◆ Written problem 1
In the records, edit everything from the line containing "Localize 6 of" down to the line containing "Give me the", replacing "Localize" with "Find" and leaving everything else unchanged. Leave the pictures out of your answer.

◆ Document segment
** start **
Recently I was meeting with my children and outlining
the structure of our summer schedule. My 12 year old
daughter, our second child, was visibly disgruntled
about something during our meeting. I met with her
afterwards and we had an enlightening, heart-to-heart
talk. She expressed a lot of disjointed frustrations
until we hit on the real issue. She wanted very much
to have the same privilege to study as her older, 15
year old brother. I was surprised by this because she
already spends so many hours of her day reading,
writing, painting, gardening, cooking etc. and I try
very hard not to interrupt her activities. What she
wanted was to be recognized as a scholar and given
the privileges and responsibilities that go with it.
When I asked her what phase she sees herself in, she
determinedly, and with a hint of an excited smile, told
me she is a scholar. She asked if she could go to her
room and write out her summer study plan and then
show it to me. I, of course, encouraged her to do so.
Later, as I passed her closed bedroom door, I noticed
a newly posted sign that read: “Leader in progress.
Please do not disturb.” A few hours passed and I
received her written study plan in my “mail box.” She
started by saying, “Mom, you and I think differently.”
I wanted to cheer. I must be doing something right!
I am so glad that we do think differently and that she
still owns and courageously uses her ability to think
independently. I am glad this has not been squelched
right out of her and I love and appreciate (most of
the time) how we do think differently. The whole
experience took me so much by surprise. She is now
a RECOGNIZED scholar in our home. She has a
family stewardship and she studies with a great deal
of vigor and even direction. Really I don’t see a lot
of difference in what she was doing before and what
she is doing now. The biggest difference is in how she
is regarded and treated in our home and this is very
important to her. She now has a responsibility and
stewardship and is accountable to me on a daily basis
for these. She also has the privilege of structuring her
own study time and the assurance that if she acts the
part of a scholar, I will not disturb her study time.
Though my daughter’s sign said, “Leader in progress,
please do not disturb,” she wants and needs me to be
involved. Her sign did not say, “Please ignore.” What
she wants is the space to grow and the opportunity
to develop her self-leadership skills. What she needs
is the uninterrupted time and space in which to dig
deeply into her studies. Yet she wants and needs my
involvement. There are leaders in your homes as well
as mine. How can we be involved without disturbing
our “leaders in progress”?
Let me offer three suggestions that have guided my
involvement with the scholars in my home. The first
has to do with the structure of our time. As my six
children have gotten older, and I find myself balancing
the needs of youth as well as toddlers, it has become
increasingly important to have a method to our
madness. We have a daily time structure that supports
who we are and what we are working to accomplish.
** end **
◆ Written problem 2
Answer yes or no to each statement about the account of the daughter who became a scholar, quoting the words of the text that decide it. (a) The daughter is 12 and her older brother is 15. (b) The sign on the daughter's door read "Please ignore." (c) The writer has six children.

◆ Provided records
** start **
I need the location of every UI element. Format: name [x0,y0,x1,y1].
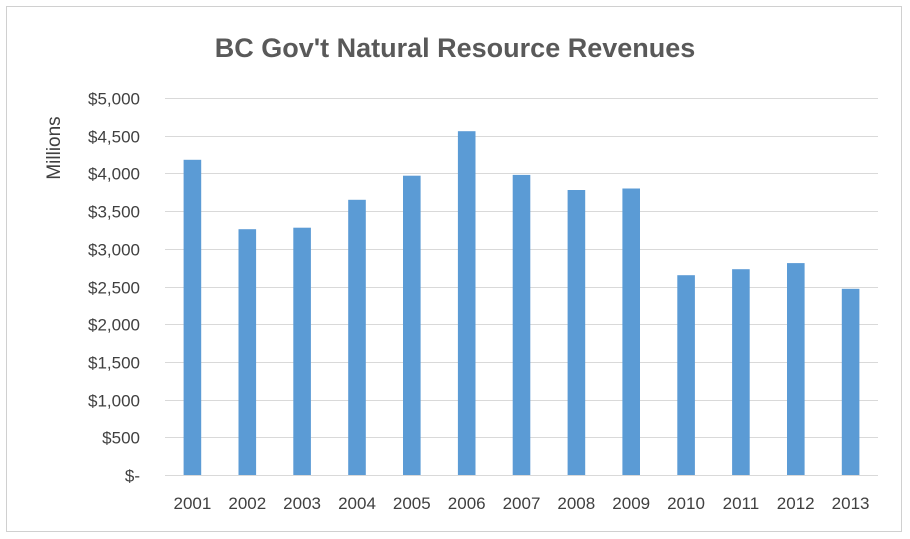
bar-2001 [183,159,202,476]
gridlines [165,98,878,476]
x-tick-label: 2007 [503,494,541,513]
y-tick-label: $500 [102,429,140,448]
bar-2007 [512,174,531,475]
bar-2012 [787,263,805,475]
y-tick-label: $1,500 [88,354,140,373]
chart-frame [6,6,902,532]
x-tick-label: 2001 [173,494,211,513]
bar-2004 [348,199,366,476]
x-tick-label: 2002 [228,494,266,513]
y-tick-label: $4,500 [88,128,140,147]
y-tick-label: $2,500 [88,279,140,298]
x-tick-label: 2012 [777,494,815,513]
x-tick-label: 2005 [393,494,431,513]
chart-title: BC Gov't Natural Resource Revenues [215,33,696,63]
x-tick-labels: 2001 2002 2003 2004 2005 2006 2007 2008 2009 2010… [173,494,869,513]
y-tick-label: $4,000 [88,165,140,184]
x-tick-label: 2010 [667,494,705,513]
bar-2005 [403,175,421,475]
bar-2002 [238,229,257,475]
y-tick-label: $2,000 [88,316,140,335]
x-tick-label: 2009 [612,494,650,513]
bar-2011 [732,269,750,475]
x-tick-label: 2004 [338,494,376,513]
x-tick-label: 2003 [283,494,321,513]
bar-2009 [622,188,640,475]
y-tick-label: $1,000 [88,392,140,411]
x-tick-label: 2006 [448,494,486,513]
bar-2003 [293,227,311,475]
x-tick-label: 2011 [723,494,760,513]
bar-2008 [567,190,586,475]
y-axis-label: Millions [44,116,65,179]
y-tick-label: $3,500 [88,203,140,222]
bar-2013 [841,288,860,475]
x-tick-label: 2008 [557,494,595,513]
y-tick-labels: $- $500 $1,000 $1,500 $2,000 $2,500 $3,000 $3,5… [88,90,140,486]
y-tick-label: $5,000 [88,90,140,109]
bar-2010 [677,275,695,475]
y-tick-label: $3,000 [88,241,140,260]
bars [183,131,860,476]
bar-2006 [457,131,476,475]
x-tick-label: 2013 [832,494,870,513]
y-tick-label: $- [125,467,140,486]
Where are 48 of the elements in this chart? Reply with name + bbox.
** end **
** start **
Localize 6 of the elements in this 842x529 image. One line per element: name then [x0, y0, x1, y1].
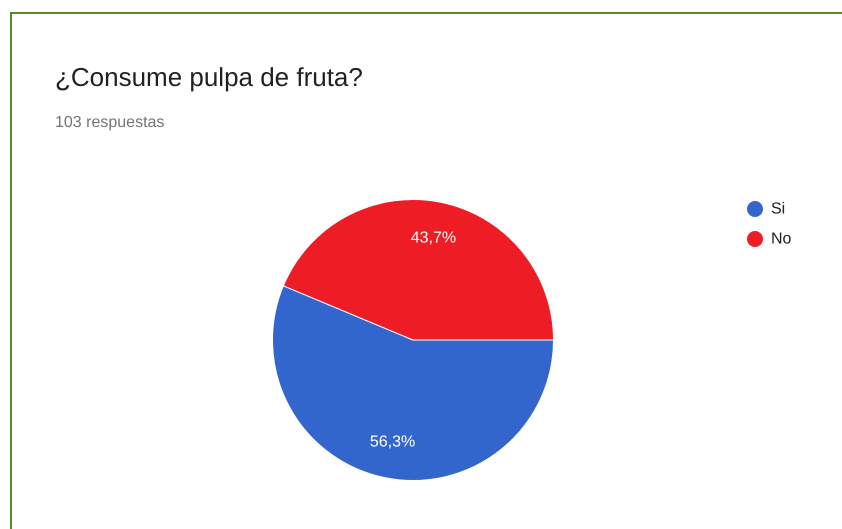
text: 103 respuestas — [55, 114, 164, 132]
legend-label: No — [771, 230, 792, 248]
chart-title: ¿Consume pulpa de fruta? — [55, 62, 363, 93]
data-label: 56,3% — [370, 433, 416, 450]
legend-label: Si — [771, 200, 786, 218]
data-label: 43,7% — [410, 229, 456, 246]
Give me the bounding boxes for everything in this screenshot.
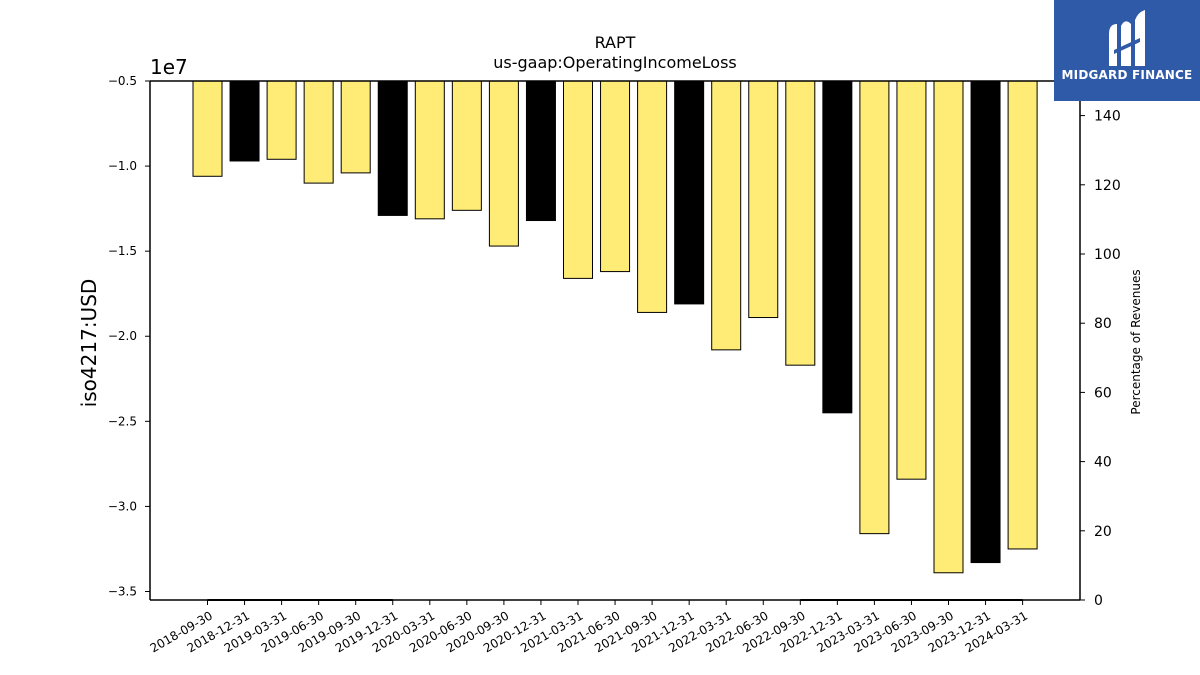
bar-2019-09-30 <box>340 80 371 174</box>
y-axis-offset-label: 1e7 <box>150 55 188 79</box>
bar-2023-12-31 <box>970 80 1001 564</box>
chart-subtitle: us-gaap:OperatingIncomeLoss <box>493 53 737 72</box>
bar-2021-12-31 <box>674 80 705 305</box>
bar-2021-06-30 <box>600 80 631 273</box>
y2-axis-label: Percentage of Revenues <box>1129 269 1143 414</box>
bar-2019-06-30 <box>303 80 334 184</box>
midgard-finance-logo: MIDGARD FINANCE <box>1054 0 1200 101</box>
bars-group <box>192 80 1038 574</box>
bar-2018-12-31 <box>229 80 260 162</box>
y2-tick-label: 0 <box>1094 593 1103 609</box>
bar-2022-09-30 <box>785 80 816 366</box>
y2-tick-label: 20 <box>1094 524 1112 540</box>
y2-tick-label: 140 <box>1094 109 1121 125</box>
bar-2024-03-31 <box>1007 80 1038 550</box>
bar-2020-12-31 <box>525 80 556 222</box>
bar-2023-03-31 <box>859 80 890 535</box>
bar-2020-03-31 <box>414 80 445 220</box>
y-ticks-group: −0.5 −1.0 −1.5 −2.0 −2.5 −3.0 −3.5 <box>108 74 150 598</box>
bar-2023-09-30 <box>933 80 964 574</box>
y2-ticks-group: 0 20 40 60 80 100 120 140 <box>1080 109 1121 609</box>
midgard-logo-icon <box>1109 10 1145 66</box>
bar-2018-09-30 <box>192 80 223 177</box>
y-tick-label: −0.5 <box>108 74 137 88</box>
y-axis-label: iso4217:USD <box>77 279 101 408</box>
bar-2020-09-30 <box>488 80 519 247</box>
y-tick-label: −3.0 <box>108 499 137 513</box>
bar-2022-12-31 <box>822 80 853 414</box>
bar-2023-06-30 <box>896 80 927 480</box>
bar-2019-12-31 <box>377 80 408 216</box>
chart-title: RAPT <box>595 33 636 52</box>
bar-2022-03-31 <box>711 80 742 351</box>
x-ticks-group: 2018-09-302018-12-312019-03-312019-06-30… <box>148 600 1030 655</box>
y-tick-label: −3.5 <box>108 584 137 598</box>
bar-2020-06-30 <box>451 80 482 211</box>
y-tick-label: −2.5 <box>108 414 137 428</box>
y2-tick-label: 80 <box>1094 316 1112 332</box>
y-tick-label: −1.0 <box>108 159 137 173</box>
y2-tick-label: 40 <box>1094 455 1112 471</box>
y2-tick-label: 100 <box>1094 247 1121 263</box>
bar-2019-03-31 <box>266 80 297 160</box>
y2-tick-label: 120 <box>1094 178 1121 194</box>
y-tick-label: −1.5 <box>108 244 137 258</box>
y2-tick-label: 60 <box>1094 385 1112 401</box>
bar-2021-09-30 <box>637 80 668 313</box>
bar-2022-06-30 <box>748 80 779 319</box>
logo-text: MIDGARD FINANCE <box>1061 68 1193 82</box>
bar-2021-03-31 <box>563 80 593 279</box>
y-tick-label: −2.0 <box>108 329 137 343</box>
** end **
◆ Final result 1
Find 6 of the elements in this 842x529 image. One line per element: name then [x0, y0, x1, y1].
text: 103 respuestas — [55, 114, 164, 132]
legend-label: No — [771, 230, 792, 248]
chart-title: ¿Consume pulpa de fruta? — [55, 62, 363, 93]
data-label: 56,3% — [370, 433, 416, 450]
legend-label: Si — [771, 200, 786, 218]
data-label: 43,7% — [410, 229, 456, 246]
Give me the bounding boxes for everything in this screenshot.

◆ Final result 2
(a) Yes: "My 12 year old daughter" and "her older, 15 year old brother"
(b) No: "Her sign did not say, “Please ignore.”"
(c) Yes: "As my six children have gotten older"